Transcribe the records below exactly as they appear, omitting any pictures.
-- BEGIN Listed entries --
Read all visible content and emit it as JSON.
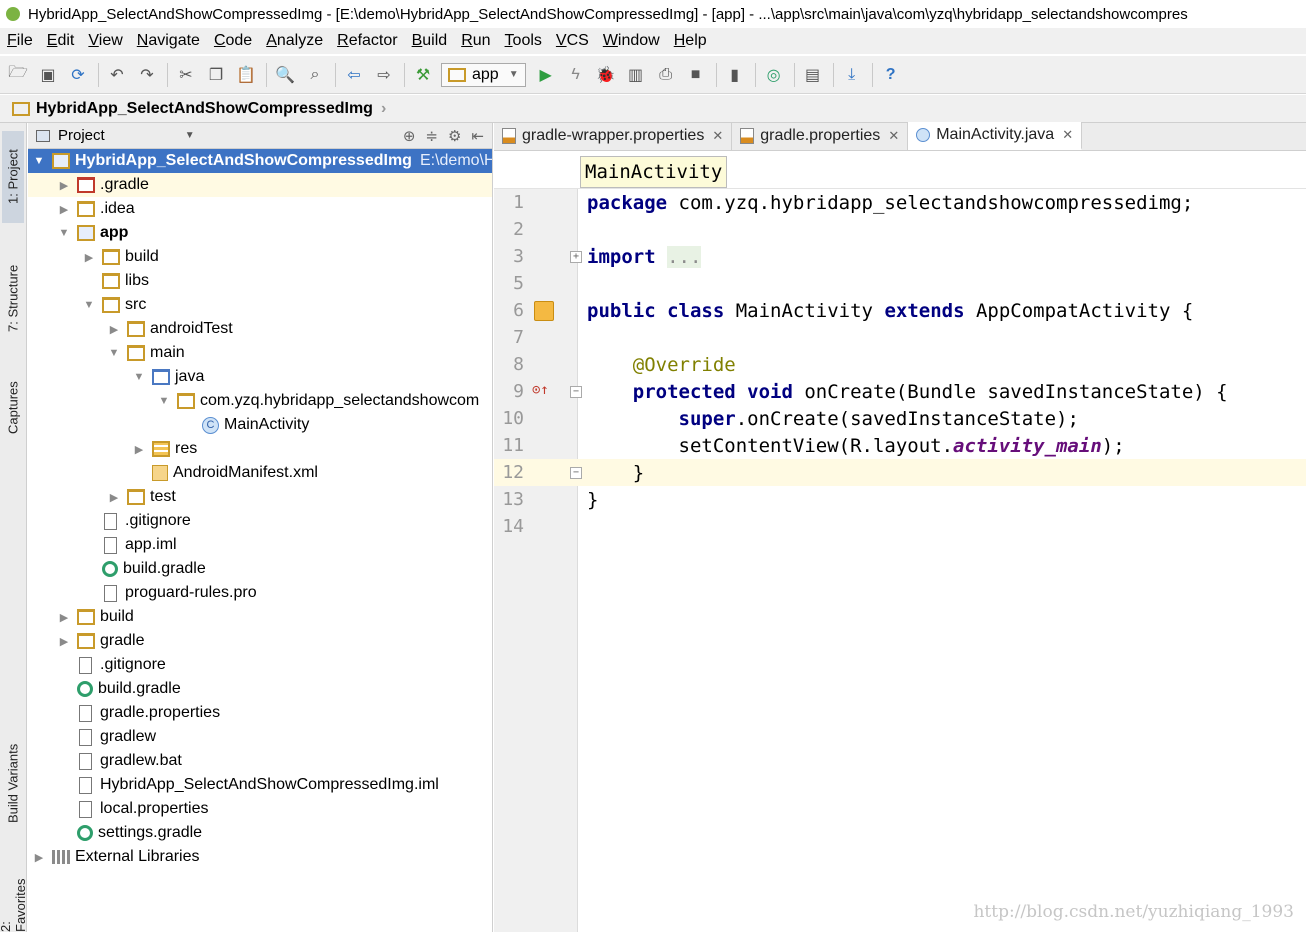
{
  "window": {
    "title": "HybridApp_SelectAndShowCompressedImg - [E:\\demo\\HybridApp_SelectAndShowCompressedImg] - [app] - ...\\app\\src\\main\\java\\com\\yzq\\hybridapp_selectandshowcompres"
  },
  "menu": [
    "File",
    "Edit",
    "View",
    "Navigate",
    "Code",
    "Analyze",
    "Refactor",
    "Build",
    "Run",
    "Tools",
    "VCS",
    "Window",
    "Help"
  ],
  "toolbar": {
    "run_config": "app"
  },
  "navbar": {
    "crumb": "HybridApp_SelectAndShowCompressedImg"
  },
  "side_tabs": {
    "project": "1: Project",
    "structure": "7: Structure",
    "captures": "Captures",
    "build_variants": "Build Variants",
    "favorites": "2: Favorites"
  },
  "project_panel": {
    "header": "Project",
    "tree": [
      {
        "label": "HybridApp_SelectAndShowCompressedImg",
        "path": "E:\\demo\\H",
        "depth": 0,
        "toggle": "down",
        "icon": "module"
      },
      {
        "label": ".gradle",
        "depth": 1,
        "toggle": "right",
        "icon": "folder-red"
      },
      {
        "label": ".idea",
        "depth": 1,
        "toggle": "right",
        "icon": "folder"
      },
      {
        "label": "app",
        "depth": 1,
        "toggle": "down",
        "icon": "module",
        "bold": true
      },
      {
        "label": "build",
        "depth": 2,
        "toggle": "right",
        "icon": "folder"
      },
      {
        "label": "libs",
        "depth": 2,
        "toggle": "",
        "icon": "folder"
      },
      {
        "label": "src",
        "depth": 2,
        "toggle": "down",
        "icon": "folder"
      },
      {
        "label": "androidTest",
        "depth": 3,
        "toggle": "right",
        "icon": "folder"
      },
      {
        "label": "main",
        "depth": 3,
        "toggle": "down",
        "icon": "folder"
      },
      {
        "label": "java",
        "depth": 4,
        "toggle": "down",
        "icon": "folder-blue"
      },
      {
        "label": "com.yzq.hybridapp_selectandshowcom",
        "depth": 5,
        "toggle": "down",
        "icon": "folder"
      },
      {
        "label": "MainActivity",
        "depth": 6,
        "toggle": "",
        "icon": "class"
      },
      {
        "label": "res",
        "depth": 4,
        "toggle": "right",
        "icon": "res"
      },
      {
        "label": "AndroidManifest.xml",
        "depth": 4,
        "toggle": "",
        "icon": "xml"
      },
      {
        "label": "test",
        "depth": 3,
        "toggle": "right",
        "icon": "folder"
      },
      {
        "label": ".gitignore",
        "depth": 2,
        "toggle": "",
        "icon": "file"
      },
      {
        "label": "app.iml",
        "depth": 2,
        "toggle": "",
        "icon": "file"
      },
      {
        "label": "build.gradle",
        "depth": 2,
        "toggle": "",
        "icon": "gradle"
      },
      {
        "label": "proguard-rules.pro",
        "depth": 2,
        "toggle": "",
        "icon": "file"
      },
      {
        "label": "build",
        "depth": 1,
        "toggle": "right",
        "icon": "folder"
      },
      {
        "label": "gradle",
        "depth": 1,
        "toggle": "right",
        "icon": "folder"
      },
      {
        "label": ".gitignore",
        "depth": 1,
        "toggle": "",
        "icon": "file"
      },
      {
        "label": "build.gradle",
        "depth": 1,
        "toggle": "",
        "icon": "gradle"
      },
      {
        "label": "gradle.properties",
        "depth": 1,
        "toggle": "",
        "icon": "file"
      },
      {
        "label": "gradlew",
        "depth": 1,
        "toggle": "",
        "icon": "file"
      },
      {
        "label": "gradlew.bat",
        "depth": 1,
        "toggle": "",
        "icon": "file"
      },
      {
        "label": "HybridApp_SelectAndShowCompressedImg.iml",
        "depth": 1,
        "toggle": "",
        "icon": "file"
      },
      {
        "label": "local.properties",
        "depth": 1,
        "toggle": "",
        "icon": "file"
      },
      {
        "label": "settings.gradle",
        "depth": 1,
        "toggle": "",
        "icon": "gradle"
      },
      {
        "label": "External Libraries",
        "depth": 0,
        "toggle": "right",
        "icon": "lib"
      }
    ]
  },
  "editor": {
    "tabs": [
      {
        "label": "gradle-wrapper.properties",
        "active": false,
        "icon": "properties-icon"
      },
      {
        "label": "gradle.properties",
        "active": false,
        "icon": "properties-icon"
      },
      {
        "label": "MainActivity.java",
        "active": true,
        "icon": "class-icon"
      }
    ],
    "breadcrumb_tip": "MainActivity",
    "lines": [
      {
        "n": "1",
        "html": "<span class='kw'>package</span> com.yzq.hybridapp_selectandshowcompressedimg;"
      },
      {
        "n": "2",
        "html": ""
      },
      {
        "n": "3",
        "html": "<span class='kw'>import</span> <span class='fold'>...</span>"
      },
      {
        "n": "5",
        "html": ""
      },
      {
        "n": "6",
        "html": "<span class='kw'>public class</span> MainActivity <span class='kw'>extends</span> AppCompatActivity {"
      },
      {
        "n": "7",
        "html": ""
      },
      {
        "n": "8",
        "html": "    <span class='ann'>@Override</span>"
      },
      {
        "n": "9",
        "html": "    <span class='kw'>protected void</span> onCreate(Bundle savedInstanceState) {"
      },
      {
        "n": "10",
        "html": "        <span class='kw'>super</span>.onCreate(savedInstanceState);"
      },
      {
        "n": "11",
        "html": "        setContentView(R.layout.<span class='it'>activity_main</span>);"
      },
      {
        "n": "12",
        "html": "    }"
      },
      {
        "n": "13",
        "html": "}"
      },
      {
        "n": "14",
        "html": ""
      }
    ]
  },
  "watermark": "http://blog.csdn.net/yuzhiqiang_1993"
}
-- END Listed entries --
### Solution to this exercise
Read all visible content and emit it as JSON.
{
  "window": {
    "title": "HybridApp_SelectAndShowCompressedImg - [E:\\demo\\HybridApp_SelectAndShowCompressedImg] - [app] - ...\\app\\src\\main\\java\\com\\yzq\\hybridapp_selectandshowcompres"
  },
  "menu": [
    "File",
    "Edit",
    "View",
    "Navigate",
    "Code",
    "Analyze",
    "Refactor",
    "Build",
    "Run",
    "Tools",
    "VCS",
    "Window",
    "Help"
  ],
  "toolbar": {
    "run_config": "app"
  },
  "navbar": {
    "crumb": "HybridApp_SelectAndShowCompressedImg"
  },
  "side_tabs": {
    "project": "1: Project",
    "structure": "7: Structure",
    "captures": "Captures",
    "build_variants": "Build Variants",
    "favorites": "2: Favorites"
  },
  "project_panel": {
    "header": "Project",
    "tree": [
      {
        "label": "HybridApp_SelectAndShowCompressedImg",
        "path": "E:\\demo\\H",
        "depth": 0,
        "toggle": "down",
        "icon": "module"
      },
      {
        "label": ".gradle",
        "depth": 1,
        "toggle": "right",
        "icon": "folder-red"
      },
      {
        "label": ".idea",
        "depth": 1,
        "toggle": "right",
        "icon": "folder"
      },
      {
        "label": "app",
        "depth": 1,
        "toggle": "down",
        "icon": "module",
        "bold": true
      },
      {
        "label": "build",
        "depth": 2,
        "toggle": "right",
        "icon": "folder"
      },
      {
        "label": "libs",
        "depth": 2,
        "toggle": "",
        "icon": "folder"
      },
      {
        "label": "src",
        "depth": 2,
        "toggle": "down",
        "icon": "folder"
      },
      {
        "label": "androidTest",
        "depth": 3,
        "toggle": "right",
        "icon": "folder"
      },
      {
        "label": "main",
        "depth": 3,
        "toggle": "down",
        "icon": "folder"
      },
      {
        "label": "java",
        "depth": 4,
        "toggle": "down",
        "icon": "folder-blue"
      },
      {
        "label": "com.yzq.hybridapp_selectandshowcom",
        "depth": 5,
        "toggle": "down",
        "icon": "folder"
      },
      {
        "label": "MainActivity",
        "depth": 6,
        "toggle": "",
        "icon": "class"
      },
      {
        "label": "res",
        "depth": 4,
        "toggle": "right",
        "icon": "res"
      },
      {
        "label": "AndroidManifest.xml",
        "depth": 4,
        "toggle": "",
        "icon": "xml"
      },
      {
        "label": "test",
        "depth": 3,
        "toggle": "right",
        "icon": "folder"
      },
      {
        "label": ".gitignore",
        "depth": 2,
        "toggle": "",
        "icon": "file"
      },
      {
        "label": "app.iml",
        "depth": 2,
        "toggle": "",
        "icon": "file"
      },
      {
        "label": "build.gradle",
        "depth": 2,
        "toggle": "",
        "icon": "gradle"
      },
      {
        "label": "proguard-rules.pro",
        "depth": 2,
        "toggle": "",
        "icon": "file"
      },
      {
        "label": "build",
        "depth": 1,
        "toggle": "right",
        "icon": "folder"
      },
      {
        "label": "gradle",
        "depth": 1,
        "toggle": "right",
        "icon": "folder"
      },
      {
        "label": ".gitignore",
        "depth": 1,
        "toggle": "",
        "icon": "file"
      },
      {
        "label": "build.gradle",
        "depth": 1,
        "toggle": "",
        "icon": "gradle"
      },
      {
        "label": "gradle.properties",
        "depth": 1,
        "toggle": "",
        "icon": "file"
      },
      {
        "label": "gradlew",
        "depth": 1,
        "toggle": "",
        "icon": "file"
      },
      {
        "label": "gradlew.bat",
        "depth": 1,
        "toggle": "",
        "icon": "file"
      },
      {
        "label": "HybridApp_SelectAndShowCompressedImg.iml",
        "depth": 1,
        "toggle": "",
        "icon": "file"
      },
      {
        "label": "local.properties",
        "depth": 1,
        "toggle": "",
        "icon": "file"
      },
      {
        "label": "settings.gradle",
        "depth": 1,
        "toggle": "",
        "icon": "gradle"
      },
      {
        "label": "External Libraries",
        "depth": 0,
        "toggle": "right",
        "icon": "lib"
      }
    ]
  },
  "editor": {
    "tabs": [
      {
        "label": "gradle-wrapper.properties",
        "active": false,
        "icon": "properties-icon"
      },
      {
        "label": "gradle.properties",
        "active": false,
        "icon": "properties-icon"
      },
      {
        "label": "MainActivity.java",
        "active": true,
        "icon": "class-icon"
      }
    ],
    "breadcrumb_tip": "MainActivity",
    "lines": [
      {
        "n": "1",
        "html": "<span class='kw'>package</span> com.yzq.hybridapp_selectandshowcompressedimg;"
      },
      {
        "n": "2",
        "html": ""
      },
      {
        "n": "3",
        "html": "<span class='kw'>import</span> <span class='fold'>...</span>"
      },
      {
        "n": "5",
        "html": ""
      },
      {
        "n": "6",
        "html": "<span class='kw'>public class</span> MainActivity <span class='kw'>extends</span> AppCompatActivity {"
      },
      {
        "n": "7",
        "html": ""
      },
      {
        "n": "8",
        "html": "    <span class='ann'>@Override</span>"
      },
      {
        "n": "9",
        "html": "    <span class='kw'>protected void</span> onCreate(Bundle savedInstanceState) {"
      },
      {
        "n": "10",
        "html": "        <span class='kw'>super</span>.onCreate(savedInstanceState);"
      },
      {
        "n": "11",
        "html": "        setContentView(R.layout.<span class='it'>activity_main</span>);"
      },
      {
        "n": "12",
        "html": "    }"
      },
      {
        "n": "13",
        "html": "}"
      },
      {
        "n": "14",
        "html": ""
      }
    ]
  },
  "watermark": "http://blog.csdn.net/yuzhiqiang_1993"
}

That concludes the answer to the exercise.